#### EXTRAIT FOURNI

Depuis 2019, la Commission civile d’examen et de traitement des plaintes relatives à la GRC (CCETP) a émis 43 conclusions défavorables au corps de police dans des cas d’enquêtes sur des agressions sexuelles, a appris CBC.

Certains de ces dossiers d’enquête ont été mis en ligne, avec les lieux et les noms caviardés par souci de confidentialité.

L’un de ces dossiers, conclu en 2021, concerne une femme qui s’était plainte d’un chauffeur de camion. Selon la plaignante, le chauffeur, qui l’avait fait monter à bord alors qu’elle faisait de l’autostop, l’aurait poussée à l’extérieur du véhicule après qu’elle eût refusé ses avances sexuelles.

Des passants ont trouvé la femme blessée sur le bord de la route et ont appelé le 911.

La femme s’est ensuite entretenue avec des enquêteurs de la GRC pendant plus de six heures. Pendant l’entretien, les enquêteurs en ont profité pour questionner la plaignante sur sa mémoire et son état émotionnel.

La femme s’est plainte du comportement des enquêteurs, entraînant l’implication de la CCETP.

Entre mythes et stéréotypes

Après une enquête indépendante, l’organisme de surveillance a conclu que les agents de la GRC avaient mené leur travail de manière déraisonnable.

La Commission a constaté que l’approche et l’interrogatoire de la femme par certains membres de la GRC étaient fondés sur des mythes et des stéréotypes inappropriés concernant le comportement des victimes d’agression sexuelle, peut-on lire dans le résumé du dossier.

À titre d’exemple, la Commission a relevé des questions qui consistaient à comparer le comportement de la femme à une idée préconçue de la façon dont elle devrait réagir. Or, la Commission a noté qu’il est largement reconnu en droit qu’il n’existe pas de réaction uniforme ou prévisible de la victime à une agression sexuelle.

Dans une autre affaire, deux agents de la GRC ont rejeté le témoignage d’une femme qui s’était plainte qu’un homme avait touché sa région génitale par-dessus ses vêtements, sans son consentement. Selon le résumé de la CCETP, les agents ont laissé entendre que l’incident ne constituait pas une infraction criminelle et ont fermé son dossier.

Ils ont néanmoins offert à la femme la possibilité de suivre le processus de justice réparatrice, qui donne aux victimes la possibilité de s’adresser aux responsables après un crime. Mais lorsqu’elle a contacté l’agent de liaison du programme de justice réparatrice, elle a appris que le dossier n’avait jamais été transmis.

La femme a ensuite porté plainte auprès de la Commission, qui lui a donné raison. La CCETP a qualifié l’enquête d’inadéquate et donc déraisonnable.

########
#### DONNÉES FOURNIES

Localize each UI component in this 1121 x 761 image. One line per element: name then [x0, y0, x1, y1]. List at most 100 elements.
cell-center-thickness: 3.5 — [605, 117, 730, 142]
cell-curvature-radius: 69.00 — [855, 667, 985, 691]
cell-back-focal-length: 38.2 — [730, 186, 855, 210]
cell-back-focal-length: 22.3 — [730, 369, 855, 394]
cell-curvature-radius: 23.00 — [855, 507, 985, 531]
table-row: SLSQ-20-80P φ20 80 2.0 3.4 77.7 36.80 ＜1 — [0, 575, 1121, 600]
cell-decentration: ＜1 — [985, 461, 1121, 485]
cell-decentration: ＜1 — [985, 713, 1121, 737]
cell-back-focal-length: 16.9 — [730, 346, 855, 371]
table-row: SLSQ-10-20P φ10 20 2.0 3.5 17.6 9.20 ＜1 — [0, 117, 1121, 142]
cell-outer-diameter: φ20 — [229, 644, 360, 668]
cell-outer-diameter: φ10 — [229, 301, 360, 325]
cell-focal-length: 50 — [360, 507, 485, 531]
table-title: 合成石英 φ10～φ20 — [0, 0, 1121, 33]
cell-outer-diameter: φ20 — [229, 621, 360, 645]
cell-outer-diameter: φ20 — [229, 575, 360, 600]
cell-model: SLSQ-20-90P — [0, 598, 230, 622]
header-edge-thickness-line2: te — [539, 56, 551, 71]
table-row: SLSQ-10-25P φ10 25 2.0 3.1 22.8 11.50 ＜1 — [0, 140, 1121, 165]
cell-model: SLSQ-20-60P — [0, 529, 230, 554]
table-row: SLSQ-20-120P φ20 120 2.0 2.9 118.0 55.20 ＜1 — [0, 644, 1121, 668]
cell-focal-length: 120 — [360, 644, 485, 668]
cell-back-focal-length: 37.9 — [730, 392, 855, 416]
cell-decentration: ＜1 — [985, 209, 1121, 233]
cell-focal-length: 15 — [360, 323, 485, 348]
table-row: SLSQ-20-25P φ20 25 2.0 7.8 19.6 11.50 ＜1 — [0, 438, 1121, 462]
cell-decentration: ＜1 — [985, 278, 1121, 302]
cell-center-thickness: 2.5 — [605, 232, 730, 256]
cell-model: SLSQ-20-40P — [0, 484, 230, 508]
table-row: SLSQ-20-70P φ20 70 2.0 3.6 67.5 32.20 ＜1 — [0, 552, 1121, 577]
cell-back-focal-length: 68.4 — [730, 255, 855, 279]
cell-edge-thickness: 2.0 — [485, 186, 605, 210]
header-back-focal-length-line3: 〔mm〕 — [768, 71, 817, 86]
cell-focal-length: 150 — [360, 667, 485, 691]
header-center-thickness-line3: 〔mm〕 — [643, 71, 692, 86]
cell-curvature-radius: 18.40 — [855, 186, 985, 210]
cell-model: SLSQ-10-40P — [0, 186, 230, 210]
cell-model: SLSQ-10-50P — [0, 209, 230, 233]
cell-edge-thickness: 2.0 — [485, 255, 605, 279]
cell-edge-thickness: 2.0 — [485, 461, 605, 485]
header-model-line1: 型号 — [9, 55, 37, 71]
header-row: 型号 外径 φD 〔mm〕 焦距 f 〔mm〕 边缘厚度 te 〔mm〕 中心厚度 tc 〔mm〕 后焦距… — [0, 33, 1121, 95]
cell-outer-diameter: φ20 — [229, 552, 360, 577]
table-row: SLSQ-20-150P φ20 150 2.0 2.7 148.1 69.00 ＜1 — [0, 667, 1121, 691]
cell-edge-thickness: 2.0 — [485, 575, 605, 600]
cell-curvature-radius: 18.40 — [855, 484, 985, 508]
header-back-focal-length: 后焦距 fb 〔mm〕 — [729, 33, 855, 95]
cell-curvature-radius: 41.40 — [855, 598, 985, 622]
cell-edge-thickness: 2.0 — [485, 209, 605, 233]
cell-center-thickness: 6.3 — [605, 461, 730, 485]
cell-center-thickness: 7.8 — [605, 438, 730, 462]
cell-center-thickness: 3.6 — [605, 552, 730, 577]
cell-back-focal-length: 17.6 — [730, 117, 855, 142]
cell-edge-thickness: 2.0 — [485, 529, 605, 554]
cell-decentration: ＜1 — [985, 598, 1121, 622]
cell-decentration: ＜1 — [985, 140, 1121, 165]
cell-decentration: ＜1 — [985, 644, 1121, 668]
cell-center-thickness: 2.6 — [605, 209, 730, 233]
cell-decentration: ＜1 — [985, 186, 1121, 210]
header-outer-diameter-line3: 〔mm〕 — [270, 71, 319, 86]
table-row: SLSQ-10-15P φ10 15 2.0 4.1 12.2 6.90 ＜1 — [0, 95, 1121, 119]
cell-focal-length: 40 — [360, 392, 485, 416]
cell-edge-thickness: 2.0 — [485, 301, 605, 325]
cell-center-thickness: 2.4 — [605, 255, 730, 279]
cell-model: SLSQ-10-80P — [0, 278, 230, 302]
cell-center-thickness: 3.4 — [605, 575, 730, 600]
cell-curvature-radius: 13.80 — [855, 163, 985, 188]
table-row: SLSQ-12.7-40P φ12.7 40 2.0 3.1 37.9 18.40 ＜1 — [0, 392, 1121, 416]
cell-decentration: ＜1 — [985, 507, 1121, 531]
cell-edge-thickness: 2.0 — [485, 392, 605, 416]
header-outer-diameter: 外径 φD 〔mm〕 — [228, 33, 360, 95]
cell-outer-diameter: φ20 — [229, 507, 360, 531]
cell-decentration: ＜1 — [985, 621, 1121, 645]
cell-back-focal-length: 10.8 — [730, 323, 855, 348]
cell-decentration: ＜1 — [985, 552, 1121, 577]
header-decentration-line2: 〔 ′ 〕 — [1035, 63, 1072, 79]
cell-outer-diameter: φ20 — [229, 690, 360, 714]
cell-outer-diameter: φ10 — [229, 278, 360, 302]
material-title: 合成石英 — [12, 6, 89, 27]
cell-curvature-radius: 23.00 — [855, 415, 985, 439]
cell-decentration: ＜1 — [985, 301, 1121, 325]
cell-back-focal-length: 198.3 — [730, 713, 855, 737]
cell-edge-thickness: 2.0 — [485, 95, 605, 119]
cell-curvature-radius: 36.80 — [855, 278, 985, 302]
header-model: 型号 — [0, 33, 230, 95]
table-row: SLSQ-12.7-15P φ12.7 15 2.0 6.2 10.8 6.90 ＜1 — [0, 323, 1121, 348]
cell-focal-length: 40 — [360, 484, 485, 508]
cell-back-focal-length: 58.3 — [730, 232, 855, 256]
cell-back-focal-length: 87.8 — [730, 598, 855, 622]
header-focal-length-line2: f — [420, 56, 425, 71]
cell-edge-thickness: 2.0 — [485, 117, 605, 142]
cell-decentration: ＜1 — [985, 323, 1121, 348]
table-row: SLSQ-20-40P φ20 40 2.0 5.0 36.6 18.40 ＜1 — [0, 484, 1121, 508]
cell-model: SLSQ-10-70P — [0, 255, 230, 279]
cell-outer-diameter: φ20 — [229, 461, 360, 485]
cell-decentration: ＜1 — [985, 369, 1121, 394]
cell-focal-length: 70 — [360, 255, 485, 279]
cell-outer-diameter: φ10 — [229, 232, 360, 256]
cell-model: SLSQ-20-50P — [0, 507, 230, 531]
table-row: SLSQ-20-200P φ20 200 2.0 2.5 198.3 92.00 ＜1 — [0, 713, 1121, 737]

########

• [TÂCHES À RÉALISER]:
[1] Veuillez relever, dans l'ordre où ils apparaissent, tous les sigles qui figurent dans l'extrait fourni.
[2] Recopiez les lignes des enregistrements, depuis la première jusqu'à celle qui contient « cell-back-focal-length: 38.2 — », incluse.

• [RÉPONSES PAR TÂCHE]:
[1] GRC, CCETP, CBC

[2]
Localize each UI component in this 1121 x 761 image. One line per element: name then [x0, y0, x1, y1]. List at most 100 elements.
cell-center-thickness: 3.5 — [605, 117, 730, 142]
cell-curvature-radius: 69.00 — [855, 667, 985, 691]
cell-back-focal-length: 38.2 — [730, 186, 855, 210]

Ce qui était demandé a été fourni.